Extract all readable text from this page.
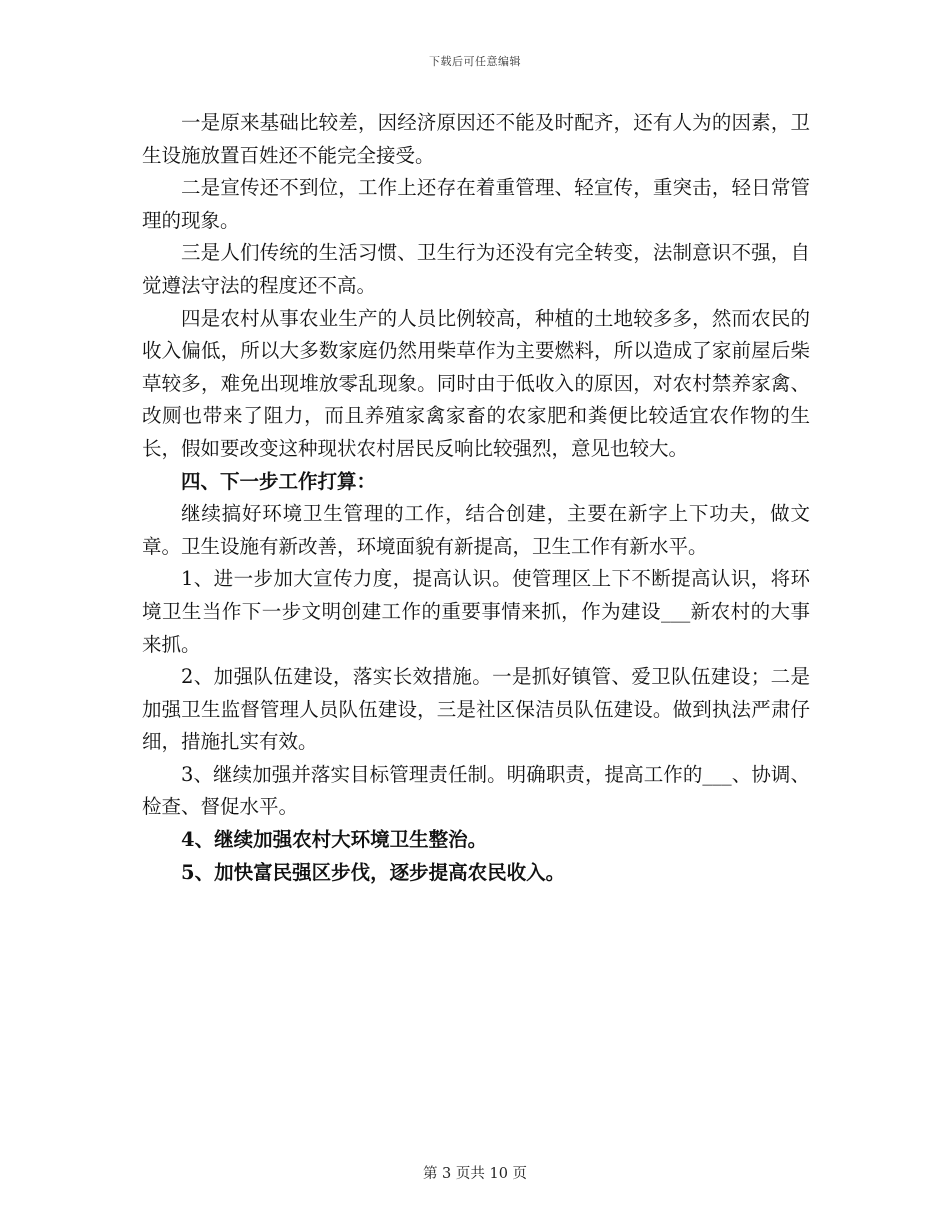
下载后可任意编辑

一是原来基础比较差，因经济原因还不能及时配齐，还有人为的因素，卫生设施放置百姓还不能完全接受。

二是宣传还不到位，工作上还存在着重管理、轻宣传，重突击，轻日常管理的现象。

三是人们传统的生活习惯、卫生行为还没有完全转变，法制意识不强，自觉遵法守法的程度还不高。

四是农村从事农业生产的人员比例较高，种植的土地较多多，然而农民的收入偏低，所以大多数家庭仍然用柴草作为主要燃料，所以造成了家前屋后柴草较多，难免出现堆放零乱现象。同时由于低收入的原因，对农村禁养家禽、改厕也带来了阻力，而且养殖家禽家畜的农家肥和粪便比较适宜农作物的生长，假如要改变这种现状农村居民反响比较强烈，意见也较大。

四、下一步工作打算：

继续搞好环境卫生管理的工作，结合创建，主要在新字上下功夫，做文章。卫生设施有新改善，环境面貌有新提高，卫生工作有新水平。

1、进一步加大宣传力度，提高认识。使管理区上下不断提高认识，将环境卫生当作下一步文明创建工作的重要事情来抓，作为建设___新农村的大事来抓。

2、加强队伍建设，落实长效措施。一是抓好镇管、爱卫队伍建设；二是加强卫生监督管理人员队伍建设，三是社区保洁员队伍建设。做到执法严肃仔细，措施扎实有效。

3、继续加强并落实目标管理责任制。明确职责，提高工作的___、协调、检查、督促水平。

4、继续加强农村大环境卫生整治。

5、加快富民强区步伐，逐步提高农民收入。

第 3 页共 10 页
==
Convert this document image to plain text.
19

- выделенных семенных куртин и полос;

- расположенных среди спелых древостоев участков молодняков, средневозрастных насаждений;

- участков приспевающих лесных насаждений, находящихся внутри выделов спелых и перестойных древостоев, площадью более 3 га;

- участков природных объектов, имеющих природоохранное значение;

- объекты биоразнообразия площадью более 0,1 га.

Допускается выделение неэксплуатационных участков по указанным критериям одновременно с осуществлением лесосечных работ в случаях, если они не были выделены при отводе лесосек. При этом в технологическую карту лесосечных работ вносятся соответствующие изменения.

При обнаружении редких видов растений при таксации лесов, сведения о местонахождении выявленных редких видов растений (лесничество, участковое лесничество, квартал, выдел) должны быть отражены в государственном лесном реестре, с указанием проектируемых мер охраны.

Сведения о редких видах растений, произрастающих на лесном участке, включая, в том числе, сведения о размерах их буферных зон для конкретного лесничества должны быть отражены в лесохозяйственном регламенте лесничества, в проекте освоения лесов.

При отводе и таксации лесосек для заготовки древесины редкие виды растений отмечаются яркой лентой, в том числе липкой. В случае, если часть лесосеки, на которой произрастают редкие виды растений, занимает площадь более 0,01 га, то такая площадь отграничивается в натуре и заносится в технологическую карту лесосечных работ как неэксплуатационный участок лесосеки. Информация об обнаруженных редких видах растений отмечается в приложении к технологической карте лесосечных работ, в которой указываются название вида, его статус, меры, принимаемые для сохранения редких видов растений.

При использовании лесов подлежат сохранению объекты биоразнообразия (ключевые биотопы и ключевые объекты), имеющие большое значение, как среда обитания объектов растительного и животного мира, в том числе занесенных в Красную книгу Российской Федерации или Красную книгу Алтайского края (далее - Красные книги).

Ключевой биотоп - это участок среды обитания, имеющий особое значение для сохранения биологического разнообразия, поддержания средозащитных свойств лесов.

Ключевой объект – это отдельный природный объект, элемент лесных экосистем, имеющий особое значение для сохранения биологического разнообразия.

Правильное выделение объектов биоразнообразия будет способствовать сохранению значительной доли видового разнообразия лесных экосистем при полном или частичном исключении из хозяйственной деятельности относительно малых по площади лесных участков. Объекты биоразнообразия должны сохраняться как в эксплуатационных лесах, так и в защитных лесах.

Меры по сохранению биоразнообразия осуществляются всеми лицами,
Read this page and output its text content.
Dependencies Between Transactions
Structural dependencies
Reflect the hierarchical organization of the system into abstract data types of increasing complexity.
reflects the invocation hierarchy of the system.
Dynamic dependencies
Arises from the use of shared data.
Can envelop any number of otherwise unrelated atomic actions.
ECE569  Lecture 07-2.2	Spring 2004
* * *
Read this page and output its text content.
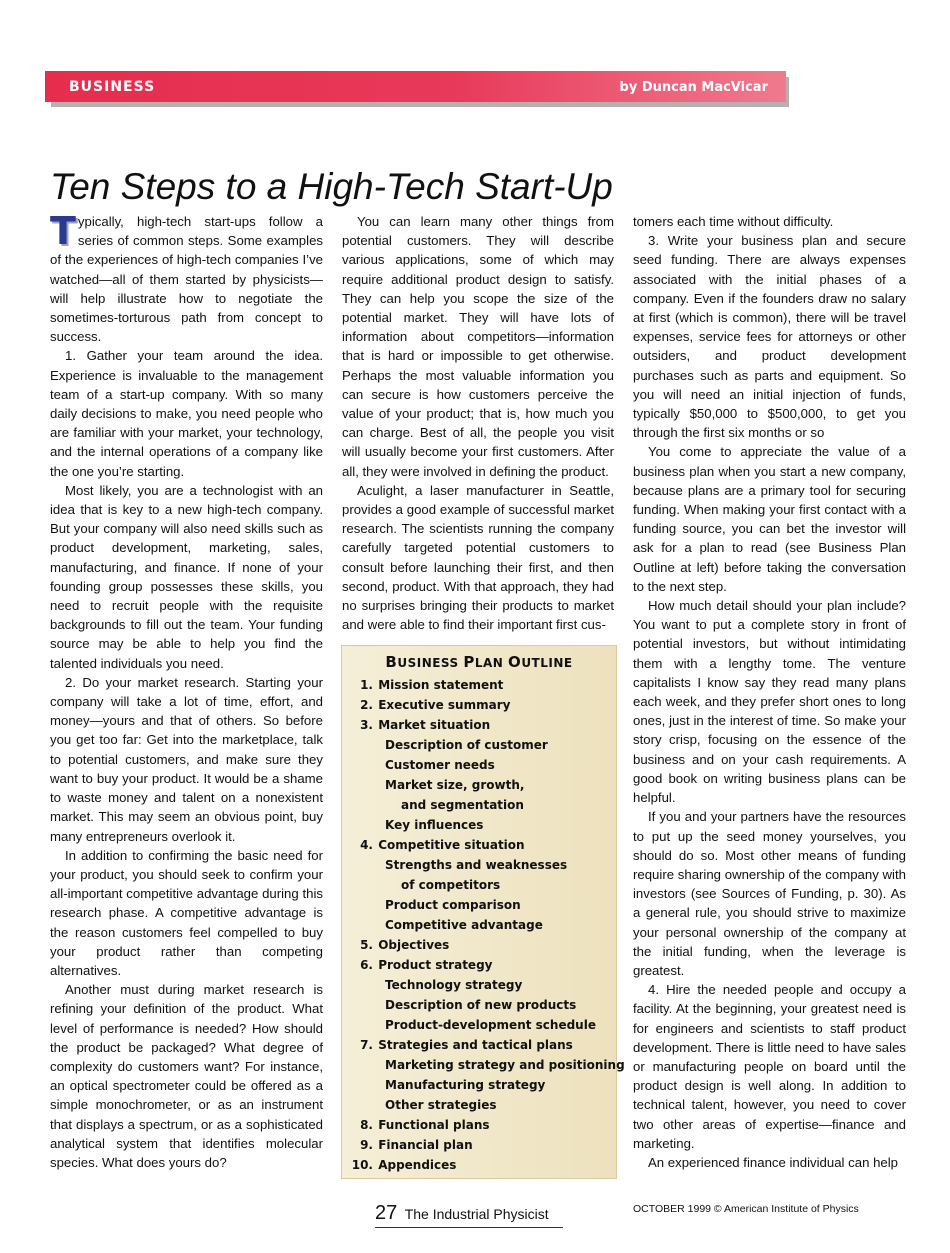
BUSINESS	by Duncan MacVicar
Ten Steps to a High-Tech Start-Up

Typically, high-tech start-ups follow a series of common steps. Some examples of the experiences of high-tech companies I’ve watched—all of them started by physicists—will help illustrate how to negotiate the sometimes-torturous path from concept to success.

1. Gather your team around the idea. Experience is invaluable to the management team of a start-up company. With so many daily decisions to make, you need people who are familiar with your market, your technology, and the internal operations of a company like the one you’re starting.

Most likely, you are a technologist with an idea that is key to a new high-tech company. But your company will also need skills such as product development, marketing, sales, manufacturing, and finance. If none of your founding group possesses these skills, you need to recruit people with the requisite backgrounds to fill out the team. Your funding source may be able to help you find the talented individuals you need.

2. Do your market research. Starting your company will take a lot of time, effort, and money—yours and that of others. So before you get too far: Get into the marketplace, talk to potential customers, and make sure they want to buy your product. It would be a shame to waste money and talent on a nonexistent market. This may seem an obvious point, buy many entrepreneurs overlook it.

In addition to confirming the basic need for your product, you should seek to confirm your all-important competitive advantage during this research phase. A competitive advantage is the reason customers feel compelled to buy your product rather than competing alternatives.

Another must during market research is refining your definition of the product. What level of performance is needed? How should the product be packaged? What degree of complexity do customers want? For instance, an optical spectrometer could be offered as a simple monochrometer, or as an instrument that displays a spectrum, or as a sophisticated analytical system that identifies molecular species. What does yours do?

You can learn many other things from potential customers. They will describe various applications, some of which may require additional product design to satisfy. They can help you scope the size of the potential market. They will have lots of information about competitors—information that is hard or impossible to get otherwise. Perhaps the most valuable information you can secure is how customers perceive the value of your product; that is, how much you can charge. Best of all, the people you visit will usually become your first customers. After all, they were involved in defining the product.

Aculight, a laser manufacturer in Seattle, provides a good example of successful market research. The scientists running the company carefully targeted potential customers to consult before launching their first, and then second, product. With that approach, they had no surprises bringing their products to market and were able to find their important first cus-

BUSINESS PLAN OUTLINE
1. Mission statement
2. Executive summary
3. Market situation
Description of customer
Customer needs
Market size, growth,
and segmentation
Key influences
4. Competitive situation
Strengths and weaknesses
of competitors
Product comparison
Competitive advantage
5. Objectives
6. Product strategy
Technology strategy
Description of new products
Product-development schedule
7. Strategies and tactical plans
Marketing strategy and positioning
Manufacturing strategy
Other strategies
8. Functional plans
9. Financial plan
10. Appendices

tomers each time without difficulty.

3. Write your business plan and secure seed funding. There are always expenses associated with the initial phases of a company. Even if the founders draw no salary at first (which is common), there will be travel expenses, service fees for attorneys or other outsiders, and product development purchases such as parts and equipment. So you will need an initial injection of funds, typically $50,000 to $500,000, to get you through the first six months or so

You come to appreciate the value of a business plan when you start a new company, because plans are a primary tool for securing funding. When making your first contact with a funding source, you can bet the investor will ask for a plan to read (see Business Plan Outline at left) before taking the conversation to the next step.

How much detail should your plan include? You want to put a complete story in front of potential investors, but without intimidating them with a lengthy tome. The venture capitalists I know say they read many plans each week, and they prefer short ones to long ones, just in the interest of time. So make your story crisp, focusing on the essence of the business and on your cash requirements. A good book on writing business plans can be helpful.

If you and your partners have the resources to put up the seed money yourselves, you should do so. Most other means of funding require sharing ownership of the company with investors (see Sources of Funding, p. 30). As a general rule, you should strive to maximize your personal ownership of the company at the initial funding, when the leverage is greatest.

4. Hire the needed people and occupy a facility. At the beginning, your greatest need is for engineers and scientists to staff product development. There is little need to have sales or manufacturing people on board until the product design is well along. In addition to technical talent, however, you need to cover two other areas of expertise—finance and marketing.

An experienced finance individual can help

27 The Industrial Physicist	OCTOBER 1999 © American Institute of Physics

JOB:
From the listing above, find the number of lines with the word "research" in them. Answer with the number only.

TASK ANSWER:
4